> **Required task**
Every line that holds the string "التحتية" is to be identified and copied.

> **Supplied records**
———

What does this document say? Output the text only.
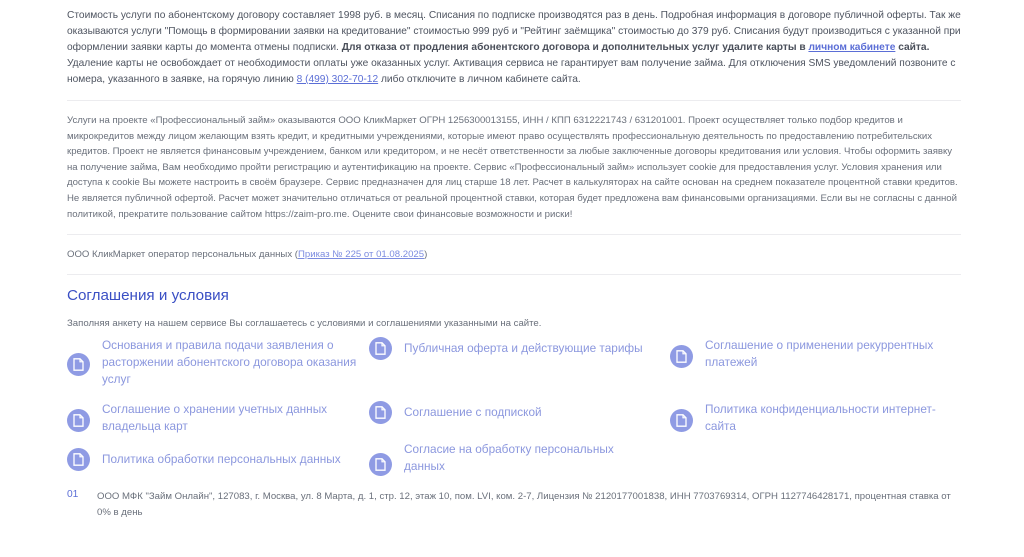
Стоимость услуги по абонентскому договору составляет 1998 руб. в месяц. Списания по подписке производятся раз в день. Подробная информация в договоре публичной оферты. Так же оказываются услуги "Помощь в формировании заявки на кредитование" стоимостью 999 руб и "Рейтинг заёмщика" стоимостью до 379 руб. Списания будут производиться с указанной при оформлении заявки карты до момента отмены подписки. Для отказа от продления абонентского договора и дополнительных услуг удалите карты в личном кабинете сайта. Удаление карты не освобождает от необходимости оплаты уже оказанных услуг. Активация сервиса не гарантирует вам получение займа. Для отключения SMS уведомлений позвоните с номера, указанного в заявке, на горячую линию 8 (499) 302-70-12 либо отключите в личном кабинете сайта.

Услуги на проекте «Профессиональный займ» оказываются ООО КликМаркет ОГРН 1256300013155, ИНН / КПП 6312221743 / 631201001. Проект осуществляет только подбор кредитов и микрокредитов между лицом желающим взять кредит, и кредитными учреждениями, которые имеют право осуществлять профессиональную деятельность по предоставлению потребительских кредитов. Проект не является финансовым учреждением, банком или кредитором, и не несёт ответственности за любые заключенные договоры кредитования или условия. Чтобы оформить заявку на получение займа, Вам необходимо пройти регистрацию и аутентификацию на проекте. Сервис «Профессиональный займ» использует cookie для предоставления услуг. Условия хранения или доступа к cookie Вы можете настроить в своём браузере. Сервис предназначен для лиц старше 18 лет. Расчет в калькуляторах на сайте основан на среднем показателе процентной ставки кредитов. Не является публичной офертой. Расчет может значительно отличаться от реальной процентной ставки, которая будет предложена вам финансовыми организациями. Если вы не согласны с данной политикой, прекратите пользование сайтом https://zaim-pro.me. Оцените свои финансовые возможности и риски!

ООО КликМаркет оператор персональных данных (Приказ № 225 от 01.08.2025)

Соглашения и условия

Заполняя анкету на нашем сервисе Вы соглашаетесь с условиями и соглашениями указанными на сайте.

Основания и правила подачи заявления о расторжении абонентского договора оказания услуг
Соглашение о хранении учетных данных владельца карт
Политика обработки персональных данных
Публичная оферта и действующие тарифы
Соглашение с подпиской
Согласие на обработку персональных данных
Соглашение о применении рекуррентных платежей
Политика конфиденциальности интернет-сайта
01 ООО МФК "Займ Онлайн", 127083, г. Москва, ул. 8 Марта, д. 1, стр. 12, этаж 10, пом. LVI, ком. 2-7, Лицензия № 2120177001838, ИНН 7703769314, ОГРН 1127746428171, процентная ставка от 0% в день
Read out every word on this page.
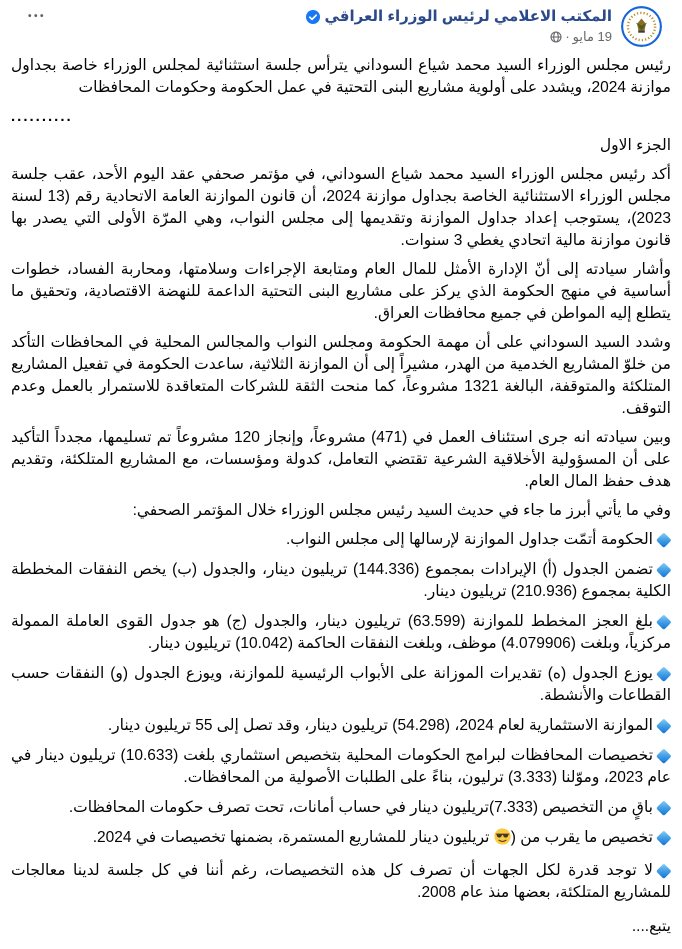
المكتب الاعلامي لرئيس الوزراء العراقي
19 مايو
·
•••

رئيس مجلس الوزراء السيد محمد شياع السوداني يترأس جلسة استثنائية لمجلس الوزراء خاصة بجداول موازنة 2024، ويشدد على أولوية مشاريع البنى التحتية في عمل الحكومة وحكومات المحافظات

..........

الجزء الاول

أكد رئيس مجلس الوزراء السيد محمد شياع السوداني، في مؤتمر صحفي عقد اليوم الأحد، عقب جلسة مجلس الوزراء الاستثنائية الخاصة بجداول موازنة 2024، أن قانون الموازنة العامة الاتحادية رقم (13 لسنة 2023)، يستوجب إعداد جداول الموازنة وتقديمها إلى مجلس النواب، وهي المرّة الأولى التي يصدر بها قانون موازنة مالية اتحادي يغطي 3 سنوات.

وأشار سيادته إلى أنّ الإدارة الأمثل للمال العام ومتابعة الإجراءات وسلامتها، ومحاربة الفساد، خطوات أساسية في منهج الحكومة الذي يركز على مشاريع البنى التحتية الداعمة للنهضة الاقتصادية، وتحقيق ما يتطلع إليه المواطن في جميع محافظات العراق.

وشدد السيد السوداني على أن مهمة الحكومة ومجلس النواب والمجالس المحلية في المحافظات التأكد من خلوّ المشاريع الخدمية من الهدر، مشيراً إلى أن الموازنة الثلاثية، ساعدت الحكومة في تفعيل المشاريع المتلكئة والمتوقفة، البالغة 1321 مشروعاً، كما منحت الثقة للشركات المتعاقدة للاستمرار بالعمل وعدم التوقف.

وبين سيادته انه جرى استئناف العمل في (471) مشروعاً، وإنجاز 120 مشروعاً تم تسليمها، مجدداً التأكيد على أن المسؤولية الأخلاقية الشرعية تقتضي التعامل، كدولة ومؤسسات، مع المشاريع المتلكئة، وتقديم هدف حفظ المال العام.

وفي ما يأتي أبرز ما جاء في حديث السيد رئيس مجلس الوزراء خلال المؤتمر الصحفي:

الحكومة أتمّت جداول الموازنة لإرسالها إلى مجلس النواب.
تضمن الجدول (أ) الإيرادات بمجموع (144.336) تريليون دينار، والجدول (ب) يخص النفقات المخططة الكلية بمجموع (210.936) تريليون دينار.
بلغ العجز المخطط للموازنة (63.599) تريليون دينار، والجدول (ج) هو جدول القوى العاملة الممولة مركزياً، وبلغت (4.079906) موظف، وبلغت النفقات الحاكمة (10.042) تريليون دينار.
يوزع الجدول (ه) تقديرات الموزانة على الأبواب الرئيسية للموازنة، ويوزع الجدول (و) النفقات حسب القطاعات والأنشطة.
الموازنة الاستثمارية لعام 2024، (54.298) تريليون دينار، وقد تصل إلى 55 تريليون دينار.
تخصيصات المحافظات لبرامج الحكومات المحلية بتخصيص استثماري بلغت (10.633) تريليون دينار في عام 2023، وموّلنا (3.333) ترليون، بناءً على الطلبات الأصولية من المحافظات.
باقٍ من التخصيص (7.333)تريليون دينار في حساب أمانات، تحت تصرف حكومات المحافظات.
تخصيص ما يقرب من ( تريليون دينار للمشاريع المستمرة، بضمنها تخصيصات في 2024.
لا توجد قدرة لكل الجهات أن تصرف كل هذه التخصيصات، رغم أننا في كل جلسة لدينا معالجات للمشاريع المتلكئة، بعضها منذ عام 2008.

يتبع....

———

> **Exercise output**
رئيس مجلس الوزراء السيد محمد شياع السوداني يترأس جلسة استثنائية لمجلس الوزراء خاصة بجداول موازنة 2024، ويشدد على أولوية مشاريع البنى التحتية في عمل الحكومة وحكومات المحافظات
وأشار سيادته إلى أنّ الإدارة الأمثل للمال العام ومتابعة الإجراءات وسلامتها، ومحاربة الفساد، خطوات أساسية في منهج الحكومة الذي يركز على مشاريع البنى التحتية الداعمة للنهضة الاقتصادية، وتحقيق ما يتطلع إليه المواطن في جميع محافظات العراق.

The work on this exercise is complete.